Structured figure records
● ● ● ●
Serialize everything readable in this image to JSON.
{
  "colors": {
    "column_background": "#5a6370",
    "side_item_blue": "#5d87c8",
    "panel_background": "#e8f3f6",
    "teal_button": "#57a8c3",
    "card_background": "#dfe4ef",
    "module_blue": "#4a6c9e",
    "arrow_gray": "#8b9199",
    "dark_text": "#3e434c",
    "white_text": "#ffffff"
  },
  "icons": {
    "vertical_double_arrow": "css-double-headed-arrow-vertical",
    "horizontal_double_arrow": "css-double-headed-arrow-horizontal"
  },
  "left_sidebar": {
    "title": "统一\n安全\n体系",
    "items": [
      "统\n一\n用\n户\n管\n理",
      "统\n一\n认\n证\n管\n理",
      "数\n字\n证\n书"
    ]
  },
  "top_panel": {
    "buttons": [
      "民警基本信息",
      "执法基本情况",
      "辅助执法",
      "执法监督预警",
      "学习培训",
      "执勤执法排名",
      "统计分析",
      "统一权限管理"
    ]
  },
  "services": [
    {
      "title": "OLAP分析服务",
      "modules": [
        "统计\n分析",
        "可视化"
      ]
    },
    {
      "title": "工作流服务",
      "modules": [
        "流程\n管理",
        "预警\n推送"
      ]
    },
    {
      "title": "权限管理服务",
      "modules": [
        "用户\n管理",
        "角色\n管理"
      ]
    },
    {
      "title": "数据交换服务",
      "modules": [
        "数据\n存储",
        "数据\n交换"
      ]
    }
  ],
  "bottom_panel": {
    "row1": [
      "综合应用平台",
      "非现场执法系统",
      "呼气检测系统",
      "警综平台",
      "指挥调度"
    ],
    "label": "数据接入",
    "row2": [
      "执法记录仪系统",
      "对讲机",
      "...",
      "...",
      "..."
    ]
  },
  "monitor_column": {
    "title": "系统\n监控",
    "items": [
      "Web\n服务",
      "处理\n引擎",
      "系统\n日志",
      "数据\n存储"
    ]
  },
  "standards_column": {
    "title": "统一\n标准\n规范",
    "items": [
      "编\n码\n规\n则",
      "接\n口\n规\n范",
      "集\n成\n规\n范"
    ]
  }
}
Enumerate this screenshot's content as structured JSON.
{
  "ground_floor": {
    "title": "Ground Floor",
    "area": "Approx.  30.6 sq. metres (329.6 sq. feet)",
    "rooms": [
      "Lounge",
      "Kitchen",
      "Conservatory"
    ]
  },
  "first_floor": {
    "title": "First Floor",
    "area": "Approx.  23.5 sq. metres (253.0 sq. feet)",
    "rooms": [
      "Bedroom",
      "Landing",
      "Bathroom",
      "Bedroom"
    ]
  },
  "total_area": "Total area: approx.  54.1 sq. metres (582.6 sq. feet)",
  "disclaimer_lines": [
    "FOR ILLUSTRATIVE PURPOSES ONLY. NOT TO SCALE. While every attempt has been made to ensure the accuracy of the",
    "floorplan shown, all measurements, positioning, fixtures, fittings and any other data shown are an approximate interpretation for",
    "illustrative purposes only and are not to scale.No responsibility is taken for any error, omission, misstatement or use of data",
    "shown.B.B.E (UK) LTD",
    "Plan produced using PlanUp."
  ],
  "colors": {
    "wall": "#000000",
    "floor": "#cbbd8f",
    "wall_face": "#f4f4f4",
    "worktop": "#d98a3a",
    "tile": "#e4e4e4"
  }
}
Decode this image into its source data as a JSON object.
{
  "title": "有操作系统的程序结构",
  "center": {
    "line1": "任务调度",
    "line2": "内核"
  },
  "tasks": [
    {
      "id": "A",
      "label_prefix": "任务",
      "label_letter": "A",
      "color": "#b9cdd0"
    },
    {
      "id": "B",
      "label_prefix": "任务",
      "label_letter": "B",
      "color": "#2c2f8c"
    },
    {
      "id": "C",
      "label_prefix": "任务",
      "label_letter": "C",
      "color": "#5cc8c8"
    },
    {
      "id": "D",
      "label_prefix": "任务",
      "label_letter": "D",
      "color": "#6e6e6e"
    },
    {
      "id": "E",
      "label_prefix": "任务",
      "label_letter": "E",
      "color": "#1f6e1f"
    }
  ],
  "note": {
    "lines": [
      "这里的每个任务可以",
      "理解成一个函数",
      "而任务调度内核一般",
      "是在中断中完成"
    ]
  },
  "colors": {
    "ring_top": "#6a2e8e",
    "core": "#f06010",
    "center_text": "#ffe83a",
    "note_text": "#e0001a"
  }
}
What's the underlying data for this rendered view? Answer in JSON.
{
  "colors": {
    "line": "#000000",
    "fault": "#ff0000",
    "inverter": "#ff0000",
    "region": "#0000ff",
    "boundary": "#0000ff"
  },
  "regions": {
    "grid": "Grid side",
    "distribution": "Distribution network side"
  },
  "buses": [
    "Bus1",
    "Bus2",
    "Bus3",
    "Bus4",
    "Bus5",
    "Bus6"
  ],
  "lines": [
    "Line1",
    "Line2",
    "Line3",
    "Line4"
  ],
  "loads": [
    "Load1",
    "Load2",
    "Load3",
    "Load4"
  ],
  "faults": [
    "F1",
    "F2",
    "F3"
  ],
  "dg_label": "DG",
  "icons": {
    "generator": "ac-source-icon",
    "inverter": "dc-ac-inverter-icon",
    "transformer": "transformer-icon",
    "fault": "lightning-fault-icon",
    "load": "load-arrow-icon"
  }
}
● ● ● ●
**Exercise brief:**
Extract all of the data exactly as written.

**Written answer:**
Serialize everything readable in this image to JSON.
{
  "colors": {
    "column_background": "#5a6370",
    "side_item_blue": "#5d87c8",
    "panel_background": "#e8f3f6",
    "teal_button": "#57a8c3",
    "card_background": "#dfe4ef",
    "module_blue": "#4a6c9e",
    "arrow_gray": "#8b9199",
    "dark_text": "#3e434c",
    "white_text": "#ffffff"
  },
  "icons": {
    "vertical_double_arrow": "css-double-headed-arrow-vertical",
    "horizontal_double_arrow": "css-double-headed-arrow-horizontal"
  },
  "left_sidebar": {
    "title": "统一\n安全\n体系",
    "items": [
      "统\n一\n用\n户\n管\n理",
      "统\n一\n认\n证\n管\n理",
      "数\n字\n证\n书"
    ]
  },
  "top_panel": {
    "buttons": [
      "民警基本信息",
      "执法基本情况",
      "辅助执法",
      "执法监督预警",
      "学习培训",
      "执勤执法排名",
      "统计分析",
      "统一权限管理"
    ]
  },
  "services": [
    {
      "title": "OLAP分析服务",
      "modules": [
        "统计\n分析",
        "可视化"
      ]
    },
    {
      "title": "工作流服务",
      "modules": [
        "流程\n管理",
        "预警\n推送"
      ]
    },
    {
      "title": "权限管理服务",
      "modules": [
        "用户\n管理",
        "角色\n管理"
      ]
    },
    {
      "title": "数据交换服务",
      "modules": [
        "数据\n存储",
        "数据\n交换"
      ]
    }
  ],
  "bottom_panel": {
    "row1": [
      "综合应用平台",
      "非现场执法系统",
      "呼气检测系统",
      "警综平台",
      "指挥调度"
    ],
    "label": "数据接入",
    "row2": [
      "执法记录仪系统",
      "对讲机",
      "...",
      "...",
      "..."
    ]
  },
  "monitor_column": {
    "title": "系统\n监控",
    "items": [
      "Web\n服务",
      "处理\n引擎",
      "系统\n日志",
      "数据\n存储"
    ]
  },
  "standards_column": {
    "title": "统一\n标准\n规范",
    "items": [
      "编\n码\n规\n则",
      "接\n口\n规\n范",
      "集\n成\n规\n范"
    ]
  }
}
Enumerate this screenshot's content as structured JSON.
{
  "ground_floor": {
    "title": "Ground Floor",
    "area": "Approx.  30.6 sq. metres (329.6 sq. feet)",
    "rooms": [
      "Lounge",
      "Kitchen",
      "Conservatory"
    ]
  },
  "first_floor": {
    "title": "First Floor",
    "area": "Approx.  23.5 sq. metres (253.0 sq. feet)",
    "rooms": [
      "Bedroom",
      "Landing",
      "Bathroom",
      "Bedroom"
    ]
  },
  "total_area": "Total area: approx.  54.1 sq. metres (582.6 sq. feet)",
  "disclaimer_lines": [
    "FOR ILLUSTRATIVE PURPOSES ONLY. NOT TO SCALE. While every attempt has been made to ensure the accuracy of the",
    "floorplan shown, all measurements, positioning, fixtures, fittings and any other data shown are an approximate interpretation for",
    "illustrative purposes only and are not to scale.No responsibility is taken for any error, omission, misstatement or use of data",
    "shown.B.B.E (UK) LTD",
    "Plan produced using PlanUp."
  ],
  "colors": {
    "wall": "#000000",
    "floor": "#cbbd8f",
    "wall_face": "#f4f4f4",
    "worktop": "#d98a3a",
    "tile": "#e4e4e4"
  }
}
Decode this image into its source data as a JSON object.
{
  "title": "有操作系统的程序结构",
  "center": {
    "line1": "任务调度",
    "line2": "内核"
  },
  "tasks": [
    {
      "id": "A",
      "label_prefix": "任务",
      "label_letter": "A",
      "color": "#b9cdd0"
    },
    {
      "id": "B",
      "label_prefix": "任务",
      "label_letter": "B",
      "color": "#2c2f8c"
    },
    {
      "id": "C",
      "label_prefix": "任务",
      "label_letter": "C",
      "color": "#5cc8c8"
    },
    {
      "id": "D",
      "label_prefix": "任务",
      "label_letter": "D",
      "color": "#6e6e6e"
    },
    {
      "id": "E",
      "label_prefix": "任务",
      "label_letter": "E",
      "color": "#1f6e1f"
    }
  ],
  "note": {
    "lines": [
      "这里的每个任务可以",
      "理解成一个函数",
      "而任务调度内核一般",
      "是在中断中完成"
    ]
  },
  "colors": {
    "ring_top": "#6a2e8e",
    "core": "#f06010",
    "center_text": "#ffe83a",
    "note_text": "#e0001a"
  }
}
What's the underlying data for this rendered view? Answer in JSON.
{
  "colors": {
    "line": "#000000",
    "fault": "#ff0000",
    "inverter": "#ff0000",
    "region": "#0000ff",
    "boundary": "#0000ff"
  },
  "regions": {
    "grid": "Grid side",
    "distribution": "Distribution network side"
  },
  "buses": [
    "Bus1",
    "Bus2",
    "Bus3",
    "Bus4",
    "Bus5",
    "Bus6"
  ],
  "lines": [
    "Line1",
    "Line2",
    "Line3",
    "Line4"
  ],
  "loads": [
    "Load1",
    "Load2",
    "Load3",
    "Load4"
  ],
  "faults": [
    "F1",
    "F2",
    "F3"
  ],
  "dg_label": "DG",
  "icons": {
    "generator": "ac-source-icon",
    "inverter": "dc-ac-inverter-icon",
    "transformer": "transformer-icon",
    "fault": "lightning-fault-icon",
    "load": "load-arrow-icon"
  }
}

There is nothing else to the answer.